TASK TO CARRY OUT: Turn the lines below into a Markdown table with a Row column numbering each line and a Line column holding it, leaving out any blank lines.

(Raw lines)

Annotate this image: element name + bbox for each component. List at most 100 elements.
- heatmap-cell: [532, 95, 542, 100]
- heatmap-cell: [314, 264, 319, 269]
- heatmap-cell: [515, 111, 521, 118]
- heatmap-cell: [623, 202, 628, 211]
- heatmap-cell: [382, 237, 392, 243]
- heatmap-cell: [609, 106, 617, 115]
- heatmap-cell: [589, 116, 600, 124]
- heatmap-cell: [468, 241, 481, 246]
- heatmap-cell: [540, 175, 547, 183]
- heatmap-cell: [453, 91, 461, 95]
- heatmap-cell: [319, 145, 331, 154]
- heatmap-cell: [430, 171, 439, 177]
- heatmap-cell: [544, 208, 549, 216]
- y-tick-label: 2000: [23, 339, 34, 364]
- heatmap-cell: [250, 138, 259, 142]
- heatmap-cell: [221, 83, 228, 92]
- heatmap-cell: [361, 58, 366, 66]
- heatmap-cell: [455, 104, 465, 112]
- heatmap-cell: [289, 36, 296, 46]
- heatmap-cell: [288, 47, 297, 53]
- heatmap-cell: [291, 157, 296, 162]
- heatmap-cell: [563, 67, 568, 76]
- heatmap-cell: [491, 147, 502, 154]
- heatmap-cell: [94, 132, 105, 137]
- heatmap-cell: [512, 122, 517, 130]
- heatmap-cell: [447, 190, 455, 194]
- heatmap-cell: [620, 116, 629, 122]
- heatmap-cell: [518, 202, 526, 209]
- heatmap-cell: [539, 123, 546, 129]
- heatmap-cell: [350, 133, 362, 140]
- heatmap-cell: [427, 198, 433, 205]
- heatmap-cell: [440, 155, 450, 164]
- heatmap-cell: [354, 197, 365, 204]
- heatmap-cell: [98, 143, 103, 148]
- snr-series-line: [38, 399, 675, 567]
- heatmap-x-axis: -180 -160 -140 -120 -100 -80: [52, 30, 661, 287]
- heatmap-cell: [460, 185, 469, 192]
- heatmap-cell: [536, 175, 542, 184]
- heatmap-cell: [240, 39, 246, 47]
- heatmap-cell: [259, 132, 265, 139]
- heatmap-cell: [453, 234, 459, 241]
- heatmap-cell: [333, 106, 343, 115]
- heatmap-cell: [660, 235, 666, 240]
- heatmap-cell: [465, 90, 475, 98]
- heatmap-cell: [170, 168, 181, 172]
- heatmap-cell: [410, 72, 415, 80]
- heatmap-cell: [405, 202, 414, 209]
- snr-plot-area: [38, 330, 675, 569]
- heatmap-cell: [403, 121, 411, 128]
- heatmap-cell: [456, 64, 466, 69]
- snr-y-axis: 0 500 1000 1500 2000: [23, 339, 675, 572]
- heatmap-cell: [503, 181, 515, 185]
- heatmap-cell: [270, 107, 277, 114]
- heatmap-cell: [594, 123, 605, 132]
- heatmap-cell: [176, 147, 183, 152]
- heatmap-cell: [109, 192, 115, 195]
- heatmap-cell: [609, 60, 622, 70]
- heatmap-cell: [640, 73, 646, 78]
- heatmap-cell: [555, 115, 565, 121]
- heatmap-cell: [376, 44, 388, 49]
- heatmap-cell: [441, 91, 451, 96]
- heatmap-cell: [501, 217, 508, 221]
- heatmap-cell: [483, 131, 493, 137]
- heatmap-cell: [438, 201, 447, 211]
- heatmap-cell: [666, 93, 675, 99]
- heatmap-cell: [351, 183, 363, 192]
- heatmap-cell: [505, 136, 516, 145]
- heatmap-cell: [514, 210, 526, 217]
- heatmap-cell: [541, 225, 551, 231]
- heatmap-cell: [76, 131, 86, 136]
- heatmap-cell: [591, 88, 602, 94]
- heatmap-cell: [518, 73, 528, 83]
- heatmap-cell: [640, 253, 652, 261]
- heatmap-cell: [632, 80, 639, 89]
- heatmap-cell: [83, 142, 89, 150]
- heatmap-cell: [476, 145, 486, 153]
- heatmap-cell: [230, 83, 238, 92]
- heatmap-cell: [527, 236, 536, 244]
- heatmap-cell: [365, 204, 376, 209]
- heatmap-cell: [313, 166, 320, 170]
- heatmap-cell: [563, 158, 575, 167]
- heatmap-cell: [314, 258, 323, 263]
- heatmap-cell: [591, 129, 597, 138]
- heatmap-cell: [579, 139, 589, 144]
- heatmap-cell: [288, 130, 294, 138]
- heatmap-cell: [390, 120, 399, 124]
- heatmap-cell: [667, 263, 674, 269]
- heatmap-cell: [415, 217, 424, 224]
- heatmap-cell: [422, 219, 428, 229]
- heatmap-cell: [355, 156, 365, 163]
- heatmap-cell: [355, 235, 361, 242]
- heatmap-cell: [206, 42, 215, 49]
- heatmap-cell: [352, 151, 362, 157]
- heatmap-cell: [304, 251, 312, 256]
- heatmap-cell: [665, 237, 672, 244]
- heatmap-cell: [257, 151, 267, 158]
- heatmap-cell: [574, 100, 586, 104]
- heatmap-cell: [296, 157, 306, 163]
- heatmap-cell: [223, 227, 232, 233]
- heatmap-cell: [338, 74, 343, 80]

COMPLETED EXERCISE:
| Row | Line |
|---|---|
| 1 | Annotate this image: element name + bbox for each component. List at most 100 elements. |
| 2 | - heatmap-cell: [532, 95, 542, 100] |
| 3 | - heatmap-cell: [314, 264, 319, 269] |
| 4 | - heatmap-cell: [515, 111, 521, 118] |
| 5 | - heatmap-cell: [623, 202, 628, 211] |
| 6 | - heatmap-cell: [382, 237, 392, 243] |
| 7 | - heatmap-cell: [609, 106, 617, 115] |
| 8 | - heatmap-cell: [589, 116, 600, 124] |
| 9 | - heatmap-cell: [468, 241, 481, 246] |
| 10 | - heatmap-cell: [540, 175, 547, 183] |
| 11 | - heatmap-cell: [453, 91, 461, 95] |
| 12 | - heatmap-cell: [319, 145, 331, 154] |
| 13 | - heatmap-cell: [430, 171, 439, 177] |
| 14 | - heatmap-cell: [544, 208, 549, 216] |
| 15 | - y-tick-label: 2000: [23, 339, 34, 364] |
| 16 | - heatmap-cell: [250, 138, 259, 142] |
| 17 | - heatmap-cell: [221, 83, 228, 92] |
| 18 | - heatmap-cell: [361, 58, 366, 66] |
| 19 | - heatmap-cell: [455, 104, 465, 112] |
| 20 | - heatmap-cell: [289, 36, 296, 46] |
| 21 | - heatmap-cell: [288, 47, 297, 53] |
| 22 | - heatmap-cell: [291, 157, 296, 162] |
| 23 | - heatmap-cell: [563, 67, 568, 76] |
| 24 | - heatmap-cell: [491, 147, 502, 154] |
| 25 | - heatmap-cell: [94, 132, 105, 137] |
| 26 | - heatmap-cell: [512, 122, 517, 130] |
| 27 | - heatmap-cell: [447, 190, 455, 194] |
| 28 | - heatmap-cell: [620, 116, 629, 122] |
| 29 | - heatmap-cell: [518, 202, 526, 209] |
| 30 | - heatmap-cell: [539, 123, 546, 129] |
| 31 | - heatmap-cell: [350, 133, 362, 140] |
| 32 | - heatmap-cell: [427, 198, 433, 205] |
| 33 | - heatmap-cell: [440, 155, 450, 164] |
| 34 | - heatmap-cell: [354, 197, 365, 204] |
| 35 | - heatmap-cell: [98, 143, 103, 148] |
| 36 | - snr-series-line: [38, 399, 675, 567] |
| 37 | - heatmap-x-axis: -180 -160 -140 -120 -100 -80: [52, 30, 661, 287] |
| 38 | - heatmap-cell: [460, 185, 469, 192] |
| 39 | - heatmap-cell: [536, 175, 542, 184] |
| 40 | - heatmap-cell: [240, 39, 246, 47] |
| 41 | - heatmap-cell: [259, 132, 265, 139] |
| 42 | - heatmap-cell: [453, 234, 459, 241] |
| 43 | - heatmap-cell: [333, 106, 343, 115] |
| 44 | - heatmap-cell: [660, 235, 666, 240] |
| 45 | - heatmap-cell: [465, 90, 475, 98] |
| 46 | - heatmap-cell: [170, 168, 181, 172] |
| 47 | - heatmap-cell: [410, 72, 415, 80] |
| 48 | - heatmap-cell: [405, 202, 414, 209] |
| 49 | - snr-plot-area: [38, 330, 675, 569] |
| 50 | - heatmap-cell: [403, 121, 411, 128] |
| 51 | - heatmap-cell: [456, 64, 466, 69] |
| 52 | - snr-y-axis: 0 500 1000 1500 2000: [23, 339, 675, 572] |
| 53 | - heatmap-cell: [503, 181, 515, 185] |
| 54 | - heatmap-cell: [270, 107, 277, 114] |
| 55 | - heatmap-cell: [594, 123, 605, 132] |
| 56 | - heatmap-cell: [176, 147, 183, 152] |
| 57 | - heatmap-cell: [109, 192, 115, 195] |
| 58 | - heatmap-cell: [609, 60, 622, 70] |
| 59 | - heatmap-cell: [640, 73, 646, 78] |
| 60 | - heatmap-cell: [555, 115, 565, 121] |
| 61 | - heatmap-cell: [376, 44, 388, 49] |
| 62 | - heatmap-cell: [441, 91, 451, 96] |
| 63 | - heatmap-cell: [501, 217, 508, 221] |
| 64 | - heatmap-cell: [483, 131, 493, 137] |
| 65 | - heatmap-cell: [438, 201, 447, 211] |
| 66 | - heatmap-cell: [666, 93, 675, 99] |
| 67 | - heatmap-cell: [351, 183, 363, 192] |
| 68 | - heatmap-cell: [505, 136, 516, 145] |
| 69 | - heatmap-cell: [514, 210, 526, 217] |
| 70 | - heatmap-cell: [541, 225, 551, 231] |
| 71 | - heatmap-cell: [76, 131, 86, 136] |
| 72 | - heatmap-cell: [591, 88, 602, 94] |
| 73 | - heatmap-cell: [518, 73, 528, 83] |
| 74 | - heatmap-cell: [640, 253, 652, 261] |
| 75 | - heatmap-cell: [632, 80, 639, 89] |
| 76 | - heatmap-cell: [83, 142, 89, 150] |
| 77 | - heatmap-cell: [476, 145, 486, 153] |
| 78 | - heatmap-cell: [230, 83, 238, 92] |
| 79 | - heatmap-cell: [527, 236, 536, 244] |
| 80 | - heatmap-cell: [365, 204, 376, 209] |
| 81 | - heatmap-cell: [313, 166, 320, 170] |
| 82 | - heatmap-cell: [563, 158, 575, 167] |
| 83 | - heatmap-cell: [314, 258, 323, 263] |
| 84 | - heatmap-cell: [591, 129, 597, 138] |
| 85 | - heatmap-cell: [579, 139, 589, 144] |
| 86 | - heatmap-cell: [288, 130, 294, 138] |
| 87 | - heatmap-cell: [390, 120, 399, 124] |
| 88 | - heatmap-cell: [667, 263, 674, 269] |
| 89 | - heatmap-cell: [415, 217, 424, 224] |
| 90 | - heatmap-cell: [422, 219, 428, 229] |
| 91 | - heatmap-cell: [355, 156, 365, 163] |
| 92 | - heatmap-cell: [355, 235, 361, 242] |
| 93 | - heatmap-cell: [206, 42, 215, 49] |
| 94 | - heatmap-cell: [352, 151, 362, 157] |
| 95 | - heatmap-cell: [304, 251, 312, 256] |
| 96 | - heatmap-cell: [665, 237, 672, 244] |
| 97 | - heatmap-cell: [257, 151, 267, 158] |
| 98 | - heatmap-cell: [574, 100, 586, 104] |
| 99 | - heatmap-cell: [296, 157, 306, 163] |
| 100 | - heatmap-cell: [223, 227, 232, 233] |
| 101 | - heatmap-cell: [338, 74, 343, 80] |